◆ INSTRUCTIONS TO FOLLOW: A verbatim copy of the records is required, with all pictures left out.

── ENTRIES SUPPLIED ──

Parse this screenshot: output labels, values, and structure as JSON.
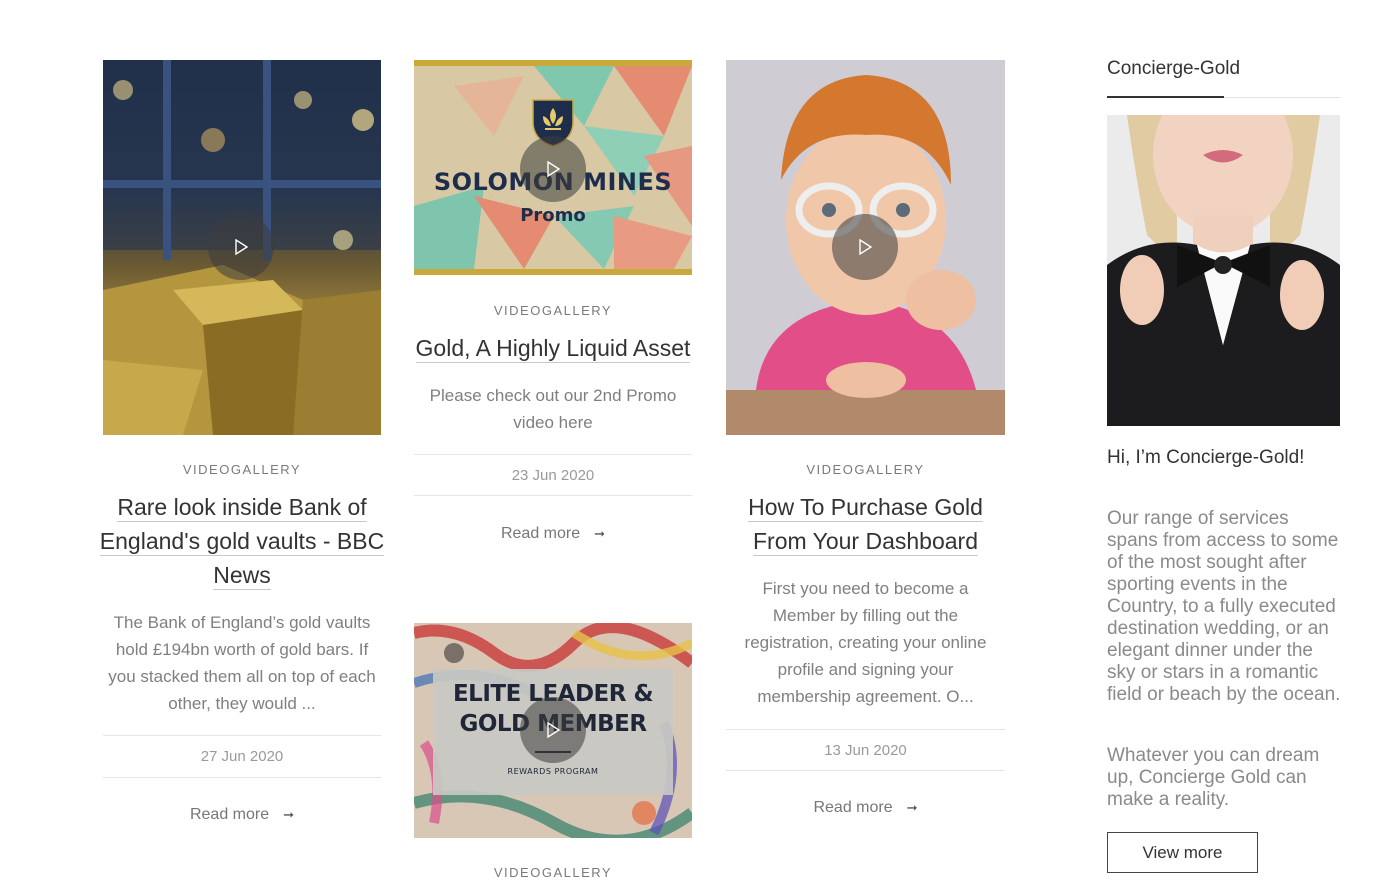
{
  "posts": [
    {
      "category": "VIDEOGALLERY",
      "title": "Rare look inside Bank of England's gold vaults - BBC News",
      "title_lines": [
        "Rare look inside Bank of",
        "England's gold vaults - BBC",
        "News"
      ],
      "excerpt": "The Bank of England’s gold vaults hold £194bn worth of gold bars. If you stacked them all on top of each other, they would ...",
      "date": "27 Jun 2020",
      "read_more": "Read more"
    },
    {
      "thumb_text": {
        "line1": "SOLOMON MINES",
        "line2": "Promo"
      },
      "category": "VIDEOGALLERY",
      "title": "Gold, A Highly Liquid Asset",
      "title_lines": [
        "Gold, A Highly Liquid Asset"
      ],
      "excerpt": "Please check out our 2nd Promo video here",
      "date": "23 Jun 2020",
      "read_more": "Read more"
    },
    {
      "category": "VIDEOGALLERY",
      "title": "How To Purchase Gold From Your Dashboard",
      "title_lines": [
        "How To Purchase Gold",
        "From Your Dashboard"
      ],
      "excerpt": "First you need to become a Member by filling out the registration, creating your online profile and signing your membership agreement.  O...",
      "date": "13 Jun 2020",
      "read_more": "Read more"
    },
    {
      "thumb_text": {
        "line1": "ELITE LEADER &",
        "line2": "GOLD MEMBER",
        "line3": "REWARDS PROGRAM"
      },
      "category": "VIDEOGALLERY"
    }
  ],
  "sidebar": {
    "title": "Concierge-Gold",
    "greeting": "Hi, I’m Concierge-Gold!",
    "paragraph1": "Our range of services spans from access to some of the most sought after sporting events in the Country, to a fully executed destination wedding, or an elegant dinner under the sky or stars in a romantic field or beach by the ocean.",
    "paragraph2": "Whatever you can dream up, Concierge Gold can make a reality.",
    "button": "View more"
  },
  "colors": {
    "text": "#333333",
    "muted": "#7f7f7f",
    "gold": "#c9a93a",
    "navy": "#1f2d4d"
  },
  "icons": [
    "play-icon",
    "arrow-right-icon",
    "fleur-de-lis-icon"
  ]
}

───

◆ FULL ANSWER:
Parse this screenshot: output labels, values, and structure as JSON.
{
  "posts": [
    {
      "category": "VIDEOGALLERY",
      "title": "Rare look inside Bank of England's gold vaults - BBC News",
      "title_lines": [
        "Rare look inside Bank of",
        "England's gold vaults - BBC",
        "News"
      ],
      "excerpt": "The Bank of England’s gold vaults hold £194bn worth of gold bars. If you stacked them all on top of each other, they would ...",
      "date": "27 Jun 2020",
      "read_more": "Read more"
    },
    {
      "thumb_text": {
        "line1": "SOLOMON MINES",
        "line2": "Promo"
      },
      "category": "VIDEOGALLERY",
      "title": "Gold, A Highly Liquid Asset",
      "title_lines": [
        "Gold, A Highly Liquid Asset"
      ],
      "excerpt": "Please check out our 2nd Promo video here",
      "date": "23 Jun 2020",
      "read_more": "Read more"
    },
    {
      "category": "VIDEOGALLERY",
      "title": "How To Purchase Gold From Your Dashboard",
      "title_lines": [
        "How To Purchase Gold",
        "From Your Dashboard"
      ],
      "excerpt": "First you need to become a Member by filling out the registration, creating your online profile and signing your membership agreement.  O...",
      "date": "13 Jun 2020",
      "read_more": "Read more"
    },
    {
      "thumb_text": {
        "line1": "ELITE LEADER &",
        "line2": "GOLD MEMBER",
        "line3": "REWARDS PROGRAM"
      },
      "category": "VIDEOGALLERY"
    }
  ],
  "sidebar": {
    "title": "Concierge-Gold",
    "greeting": "Hi, I’m Concierge-Gold!",
    "paragraph1": "Our range of services spans from access to some of the most sought after sporting events in the Country, to a fully executed destination wedding, or an elegant dinner under the sky or stars in a romantic field or beach by the ocean.",
    "paragraph2": "Whatever you can dream up, Concierge Gold can make a reality.",
    "button": "View more"
  },
  "colors": {
    "text": "#333333",
    "muted": "#7f7f7f",
    "gold": "#c9a93a",
    "navy": "#1f2d4d"
  },
  "icons": [
    "play-icon",
    "arrow-right-icon",
    "fleur-de-lis-icon"
  ]
}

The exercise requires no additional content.